(Stored items from a collection)
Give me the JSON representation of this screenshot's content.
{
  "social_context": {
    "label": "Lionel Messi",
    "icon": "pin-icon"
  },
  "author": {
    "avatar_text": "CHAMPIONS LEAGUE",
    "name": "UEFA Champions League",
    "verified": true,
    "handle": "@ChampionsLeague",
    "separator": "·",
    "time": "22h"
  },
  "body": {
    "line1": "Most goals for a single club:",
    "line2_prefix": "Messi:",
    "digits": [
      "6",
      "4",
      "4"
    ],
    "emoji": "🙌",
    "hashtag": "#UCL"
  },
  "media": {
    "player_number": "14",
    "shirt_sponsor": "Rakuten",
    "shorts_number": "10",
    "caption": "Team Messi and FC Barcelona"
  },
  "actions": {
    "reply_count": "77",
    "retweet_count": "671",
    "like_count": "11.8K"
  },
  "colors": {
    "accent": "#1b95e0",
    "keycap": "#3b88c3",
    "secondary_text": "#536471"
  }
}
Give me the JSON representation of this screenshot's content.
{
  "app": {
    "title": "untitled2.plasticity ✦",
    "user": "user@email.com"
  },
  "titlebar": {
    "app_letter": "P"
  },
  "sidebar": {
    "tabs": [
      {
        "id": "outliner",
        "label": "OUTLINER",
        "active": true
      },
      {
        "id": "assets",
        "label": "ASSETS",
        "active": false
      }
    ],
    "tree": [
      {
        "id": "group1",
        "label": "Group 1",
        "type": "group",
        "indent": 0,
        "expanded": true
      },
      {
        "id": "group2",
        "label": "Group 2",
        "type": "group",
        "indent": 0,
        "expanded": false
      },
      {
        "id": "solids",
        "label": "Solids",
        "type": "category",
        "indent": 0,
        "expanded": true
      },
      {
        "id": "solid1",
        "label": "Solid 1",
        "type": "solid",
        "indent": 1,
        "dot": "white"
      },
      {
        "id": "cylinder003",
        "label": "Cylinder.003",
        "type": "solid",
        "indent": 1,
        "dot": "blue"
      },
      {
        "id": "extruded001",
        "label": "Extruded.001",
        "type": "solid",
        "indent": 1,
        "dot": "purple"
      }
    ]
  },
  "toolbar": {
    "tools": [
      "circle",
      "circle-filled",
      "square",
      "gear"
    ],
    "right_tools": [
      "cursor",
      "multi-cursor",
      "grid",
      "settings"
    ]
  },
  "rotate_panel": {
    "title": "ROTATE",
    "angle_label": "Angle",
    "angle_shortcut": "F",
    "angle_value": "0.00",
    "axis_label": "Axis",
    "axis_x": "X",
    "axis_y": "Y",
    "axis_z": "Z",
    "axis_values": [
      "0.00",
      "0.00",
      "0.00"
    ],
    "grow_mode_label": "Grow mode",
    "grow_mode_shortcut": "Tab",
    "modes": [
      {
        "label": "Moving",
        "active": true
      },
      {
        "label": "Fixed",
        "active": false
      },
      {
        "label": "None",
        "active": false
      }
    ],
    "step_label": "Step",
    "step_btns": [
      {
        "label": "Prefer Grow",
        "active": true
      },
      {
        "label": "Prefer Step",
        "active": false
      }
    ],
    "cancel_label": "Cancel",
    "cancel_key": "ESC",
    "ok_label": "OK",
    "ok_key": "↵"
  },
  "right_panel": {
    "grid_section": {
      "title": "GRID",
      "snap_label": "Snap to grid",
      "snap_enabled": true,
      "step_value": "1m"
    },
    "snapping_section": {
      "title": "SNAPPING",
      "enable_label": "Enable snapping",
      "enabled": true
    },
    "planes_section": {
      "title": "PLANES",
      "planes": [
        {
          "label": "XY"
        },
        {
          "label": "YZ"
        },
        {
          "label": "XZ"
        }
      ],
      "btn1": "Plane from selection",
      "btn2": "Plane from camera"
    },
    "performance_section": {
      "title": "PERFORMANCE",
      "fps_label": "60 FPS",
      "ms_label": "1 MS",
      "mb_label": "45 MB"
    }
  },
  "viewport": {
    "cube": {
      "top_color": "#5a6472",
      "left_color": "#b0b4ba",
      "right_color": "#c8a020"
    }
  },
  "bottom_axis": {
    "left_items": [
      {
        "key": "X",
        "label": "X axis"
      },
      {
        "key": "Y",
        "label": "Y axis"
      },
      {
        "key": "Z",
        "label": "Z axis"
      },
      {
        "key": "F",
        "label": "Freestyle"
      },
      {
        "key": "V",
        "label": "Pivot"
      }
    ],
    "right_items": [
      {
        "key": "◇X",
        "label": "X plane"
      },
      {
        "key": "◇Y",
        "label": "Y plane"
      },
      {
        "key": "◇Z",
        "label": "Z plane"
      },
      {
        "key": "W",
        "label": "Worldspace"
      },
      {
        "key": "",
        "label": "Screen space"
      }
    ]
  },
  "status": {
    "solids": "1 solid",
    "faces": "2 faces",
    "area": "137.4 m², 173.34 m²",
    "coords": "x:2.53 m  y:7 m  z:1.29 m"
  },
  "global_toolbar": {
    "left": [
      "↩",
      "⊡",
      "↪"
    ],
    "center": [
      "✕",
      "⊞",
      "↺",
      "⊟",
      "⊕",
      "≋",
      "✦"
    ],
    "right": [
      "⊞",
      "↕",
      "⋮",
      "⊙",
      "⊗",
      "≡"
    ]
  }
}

● **Task**:
Transcribe the entire listing above precisely.

● **Correct response**:
Give me the JSON representation of this screenshot's content.
{
  "social_context": {
    "label": "Lionel Messi",
    "icon": "pin-icon"
  },
  "author": {
    "avatar_text": "CHAMPIONS LEAGUE",
    "name": "UEFA Champions League",
    "verified": true,
    "handle": "@ChampionsLeague",
    "separator": "·",
    "time": "22h"
  },
  "body": {
    "line1": "Most goals for a single club:",
    "line2_prefix": "Messi:",
    "digits": [
      "6",
      "4",
      "4"
    ],
    "emoji": "🙌",
    "hashtag": "#UCL"
  },
  "media": {
    "player_number": "14",
    "shirt_sponsor": "Rakuten",
    "shorts_number": "10",
    "caption": "Team Messi and FC Barcelona"
  },
  "actions": {
    "reply_count": "77",
    "retweet_count": "671",
    "like_count": "11.8K"
  },
  "colors": {
    "accent": "#1b95e0",
    "keycap": "#3b88c3",
    "secondary_text": "#536471"
  }
}
Give me the JSON representation of this screenshot's content.
{
  "app": {
    "title": "untitled2.plasticity ✦",
    "user": "user@email.com"
  },
  "titlebar": {
    "app_letter": "P"
  },
  "sidebar": {
    "tabs": [
      {
        "id": "outliner",
        "label": "OUTLINER",
        "active": true
      },
      {
        "id": "assets",
        "label": "ASSETS",
        "active": false
      }
    ],
    "tree": [
      {
        "id": "group1",
        "label": "Group 1",
        "type": "group",
        "indent": 0,
        "expanded": true
      },
      {
        "id": "group2",
        "label": "Group 2",
        "type": "group",
        "indent": 0,
        "expanded": false
      },
      {
        "id": "solids",
        "label": "Solids",
        "type": "category",
        "indent": 0,
        "expanded": true
      },
      {
        "id": "solid1",
        "label": "Solid 1",
        "type": "solid",
        "indent": 1,
        "dot": "white"
      },
      {
        "id": "cylinder003",
        "label": "Cylinder.003",
        "type": "solid",
        "indent": 1,
        "dot": "blue"
      },
      {
        "id": "extruded001",
        "label": "Extruded.001",
        "type": "solid",
        "indent": 1,
        "dot": "purple"
      }
    ]
  },
  "toolbar": {
    "tools": [
      "circle",
      "circle-filled",
      "square",
      "gear"
    ],
    "right_tools": [
      "cursor",
      "multi-cursor",
      "grid",
      "settings"
    ]
  },
  "rotate_panel": {
    "title": "ROTATE",
    "angle_label": "Angle",
    "angle_shortcut": "F",
    "angle_value": "0.00",
    "axis_label": "Axis",
    "axis_x": "X",
    "axis_y": "Y",
    "axis_z": "Z",
    "axis_values": [
      "0.00",
      "0.00",
      "0.00"
    ],
    "grow_mode_label": "Grow mode",
    "grow_mode_shortcut": "Tab",
    "modes": [
      {
        "label": "Moving",
        "active": true
      },
      {
        "label": "Fixed",
        "active": false
      },
      {
        "label": "None",
        "active": false
      }
    ],
    "step_label": "Step",
    "step_btns": [
      {
        "label": "Prefer Grow",
        "active": true
      },
      {
        "label": "Prefer Step",
        "active": false
      }
    ],
    "cancel_label": "Cancel",
    "cancel_key": "ESC",
    "ok_label": "OK",
    "ok_key": "↵"
  },
  "right_panel": {
    "grid_section": {
      "title": "GRID",
      "snap_label": "Snap to grid",
      "snap_enabled": true,
      "step_value": "1m"
    },
    "snapping_section": {
      "title": "SNAPPING",
      "enable_label": "Enable snapping",
      "enabled": true
    },
    "planes_section": {
      "title": "PLANES",
      "planes": [
        {
          "label": "XY"
        },
        {
          "label": "YZ"
        },
        {
          "label": "XZ"
        }
      ],
      "btn1": "Plane from selection",
      "btn2": "Plane from camera"
    },
    "performance_section": {
      "title": "PERFORMANCE",
      "fps_label": "60 FPS",
      "ms_label": "1 MS",
      "mb_label": "45 MB"
    }
  },
  "viewport": {
    "cube": {
      "top_color": "#5a6472",
      "left_color": "#b0b4ba",
      "right_color": "#c8a020"
    }
  },
  "bottom_axis": {
    "left_items": [
      {
        "key": "X",
        "label": "X axis"
      },
      {
        "key": "Y",
        "label": "Y axis"
      },
      {
        "key": "Z",
        "label": "Z axis"
      },
      {
        "key": "F",
        "label": "Freestyle"
      },
      {
        "key": "V",
        "label": "Pivot"
      }
    ],
    "right_items": [
      {
        "key": "◇X",
        "label": "X plane"
      },
      {
        "key": "◇Y",
        "label": "Y plane"
      },
      {
        "key": "◇Z",
        "label": "Z plane"
      },
      {
        "key": "W",
        "label": "Worldspace"
      },
      {
        "key": "",
        "label": "Screen space"
      }
    ]
  },
  "status": {
    "solids": "1 solid",
    "faces": "2 faces",
    "area": "137.4 m², 173.34 m²",
    "coords": "x:2.53 m  y:7 m  z:1.29 m"
  },
  "global_toolbar": {
    "left": [
      "↩",
      "⊡",
      "↪"
    ],
    "center": [
      "✕",
      "⊞",
      "↺",
      "⊟",
      "⊕",
      "≋",
      "✦"
    ],
    "right": [
      "⊞",
      "↕",
      "⋮",
      "⊙",
      "⊗",
      "≡"
    ]
  }
}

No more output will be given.